**Requirements**. Edit the records below by replacing each "Copy link" with "Share link", leaving every other part of the lines unchanged.

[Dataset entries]
** START **
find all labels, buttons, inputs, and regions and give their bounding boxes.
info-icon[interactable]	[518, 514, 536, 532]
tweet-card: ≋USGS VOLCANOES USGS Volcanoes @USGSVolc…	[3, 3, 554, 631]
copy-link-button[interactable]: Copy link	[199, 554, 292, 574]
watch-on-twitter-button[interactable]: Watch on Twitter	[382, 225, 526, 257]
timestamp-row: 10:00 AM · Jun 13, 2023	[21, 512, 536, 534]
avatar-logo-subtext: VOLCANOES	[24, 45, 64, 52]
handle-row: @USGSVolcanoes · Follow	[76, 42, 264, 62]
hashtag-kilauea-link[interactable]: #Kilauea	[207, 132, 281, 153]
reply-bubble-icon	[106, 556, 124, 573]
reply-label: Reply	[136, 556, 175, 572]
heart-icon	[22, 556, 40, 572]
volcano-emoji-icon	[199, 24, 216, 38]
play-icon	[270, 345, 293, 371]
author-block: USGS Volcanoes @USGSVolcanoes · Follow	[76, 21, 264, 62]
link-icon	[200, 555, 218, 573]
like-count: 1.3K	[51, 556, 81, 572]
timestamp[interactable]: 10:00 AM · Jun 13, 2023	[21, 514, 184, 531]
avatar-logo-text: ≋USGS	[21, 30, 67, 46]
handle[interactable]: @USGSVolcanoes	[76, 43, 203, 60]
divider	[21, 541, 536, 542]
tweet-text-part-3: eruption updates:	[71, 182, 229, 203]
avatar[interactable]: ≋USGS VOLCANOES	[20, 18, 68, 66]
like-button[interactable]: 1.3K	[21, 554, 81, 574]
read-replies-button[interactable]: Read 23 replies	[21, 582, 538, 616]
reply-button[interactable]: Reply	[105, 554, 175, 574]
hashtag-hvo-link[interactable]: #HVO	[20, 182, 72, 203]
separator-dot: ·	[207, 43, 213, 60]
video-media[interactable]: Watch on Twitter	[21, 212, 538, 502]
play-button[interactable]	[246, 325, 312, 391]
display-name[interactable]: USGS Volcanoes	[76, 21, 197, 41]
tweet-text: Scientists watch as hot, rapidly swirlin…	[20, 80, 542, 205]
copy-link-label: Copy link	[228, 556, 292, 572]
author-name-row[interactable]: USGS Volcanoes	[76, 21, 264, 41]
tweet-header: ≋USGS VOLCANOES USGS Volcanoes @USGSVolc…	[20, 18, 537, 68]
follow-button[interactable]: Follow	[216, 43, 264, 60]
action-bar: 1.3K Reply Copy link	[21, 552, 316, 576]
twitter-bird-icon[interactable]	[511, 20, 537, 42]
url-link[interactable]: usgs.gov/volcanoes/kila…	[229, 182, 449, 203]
** END **
**Task answer**.
find all labels, buttons, inputs, and regions and give their bounding boxes.
info-icon[interactable]	[518, 514, 536, 532]
tweet-card: ≋USGS VOLCANOES USGS Volcanoes @USGSVolc…	[3, 3, 554, 631]
copy-link-button[interactable]: Share link	[199, 554, 292, 574]
watch-on-twitter-button[interactable]: Watch on Twitter	[382, 225, 526, 257]
timestamp-row: 10:00 AM · Jun 13, 2023	[21, 512, 536, 534]
avatar-logo-subtext: VOLCANOES	[24, 45, 64, 52]
handle-row: @USGSVolcanoes · Follow	[76, 42, 264, 62]
hashtag-kilauea-link[interactable]: #Kilauea	[207, 132, 281, 153]
reply-bubble-icon	[106, 556, 124, 573]
reply-label: Reply	[136, 556, 175, 572]
heart-icon	[22, 556, 40, 572]
volcano-emoji-icon	[199, 24, 216, 38]
play-icon	[270, 345, 293, 371]
author-block: USGS Volcanoes @USGSVolcanoes · Follow	[76, 21, 264, 62]
link-icon	[200, 555, 218, 573]
like-count: 1.3K	[51, 556, 81, 572]
timestamp[interactable]: 10:00 AM · Jun 13, 2023	[21, 514, 184, 531]
avatar-logo-text: ≋USGS	[21, 30, 67, 46]
handle[interactable]: @USGSVolcanoes	[76, 43, 203, 60]
divider	[21, 541, 536, 542]
tweet-text-part-3: eruption updates:	[71, 182, 229, 203]
avatar[interactable]: ≋USGS VOLCANOES	[20, 18, 68, 66]
like-button[interactable]: 1.3K	[21, 554, 81, 574]
read-replies-button[interactable]: Read 23 replies	[21, 582, 538, 616]
reply-button[interactable]: Reply	[105, 554, 175, 574]
hashtag-hvo-link[interactable]: #HVO	[20, 182, 72, 203]
separator-dot: ·	[207, 43, 213, 60]
video-media[interactable]: Watch on Twitter	[21, 212, 538, 502]
play-button[interactable]	[246, 325, 312, 391]
display-name[interactable]: USGS Volcanoes	[76, 21, 197, 41]
tweet-text: Scientists watch as hot, rapidly swirlin…	[20, 80, 542, 205]
copy-link-label: Share link	[228, 556, 292, 572]
author-name-row[interactable]: USGS Volcanoes	[76, 21, 264, 41]
tweet-header: ≋USGS VOLCANOES USGS Volcanoes @USGSVolc…	[20, 18, 537, 68]
follow-button[interactable]: Follow	[216, 43, 264, 60]
action-bar: 1.3K Reply Share link	[21, 552, 316, 576]
twitter-bird-icon[interactable]	[511, 20, 537, 42]
url-link[interactable]: usgs.gov/volcanoes/kila…	[229, 182, 449, 203]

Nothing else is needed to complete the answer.